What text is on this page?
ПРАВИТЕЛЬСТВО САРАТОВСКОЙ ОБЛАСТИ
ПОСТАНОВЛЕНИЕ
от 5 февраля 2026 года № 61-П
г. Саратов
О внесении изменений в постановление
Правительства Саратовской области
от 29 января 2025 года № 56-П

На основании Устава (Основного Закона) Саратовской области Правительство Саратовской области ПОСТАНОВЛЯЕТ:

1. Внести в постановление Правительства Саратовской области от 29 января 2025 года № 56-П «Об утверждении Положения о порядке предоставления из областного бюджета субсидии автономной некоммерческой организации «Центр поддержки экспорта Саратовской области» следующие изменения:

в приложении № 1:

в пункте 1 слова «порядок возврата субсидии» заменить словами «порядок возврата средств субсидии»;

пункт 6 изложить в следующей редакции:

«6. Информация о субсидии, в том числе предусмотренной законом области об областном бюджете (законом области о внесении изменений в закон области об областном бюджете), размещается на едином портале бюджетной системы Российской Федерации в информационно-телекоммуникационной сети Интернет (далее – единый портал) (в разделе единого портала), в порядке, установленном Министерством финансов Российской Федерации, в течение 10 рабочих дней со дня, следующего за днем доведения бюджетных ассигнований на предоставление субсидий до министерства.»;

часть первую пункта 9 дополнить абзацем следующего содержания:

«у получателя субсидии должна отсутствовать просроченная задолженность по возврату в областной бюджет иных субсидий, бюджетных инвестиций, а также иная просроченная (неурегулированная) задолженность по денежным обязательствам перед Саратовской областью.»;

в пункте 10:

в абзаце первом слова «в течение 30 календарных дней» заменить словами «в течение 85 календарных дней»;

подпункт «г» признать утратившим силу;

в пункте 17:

=== Stated problem ===
Your task is to give the records above again, exactly.

=== Expected output ===
What text is on this page?
ПРАВИТЕЛЬСТВО САРАТОВСКОЙ ОБЛАСТИ
ПОСТАНОВЛЕНИЕ
от 5 февраля 2026 года № 61-П
г. Саратов
О внесении изменений в постановление
Правительства Саратовской области
от 29 января 2025 года № 56-П

На основании Устава (Основного Закона) Саратовской области Правительство Саратовской области ПОСТАНОВЛЯЕТ:

1. Внести в постановление Правительства Саратовской области от 29 января 2025 года № 56-П «Об утверждении Положения о порядке предоставления из областного бюджета субсидии автономной некоммерческой организации «Центр поддержки экспорта Саратовской области» следующие изменения:

в приложении № 1:

в пункте 1 слова «порядок возврата субсидии» заменить словами «порядок возврата средств субсидии»;

пункт 6 изложить в следующей редакции:

«6. Информация о субсидии, в том числе предусмотренной законом области об областном бюджете (законом области о внесении изменений в закон области об областном бюджете), размещается на едином портале бюджетной системы Российской Федерации в информационно-телекоммуникационной сети Интернет (далее – единый портал) (в разделе единого портала), в порядке, установленном Министерством финансов Российской Федерации, в течение 10 рабочих дней со дня, следующего за днем доведения бюджетных ассигнований на предоставление субсидий до министерства.»;

часть первую пункта 9 дополнить абзацем следующего содержания:

«у получателя субсидии должна отсутствовать просроченная задолженность по возврату в областной бюджет иных субсидий, бюджетных инвестиций, а также иная просроченная (неурегулированная) задолженность по денежным обязательствам перед Саратовской областью.»;

в пункте 10:

в абзаце первом слова «в течение 30 календарных дней» заменить словами «в течение 85 календарных дней»;

подпункт «г» признать утратившим силу;

в пункте 17:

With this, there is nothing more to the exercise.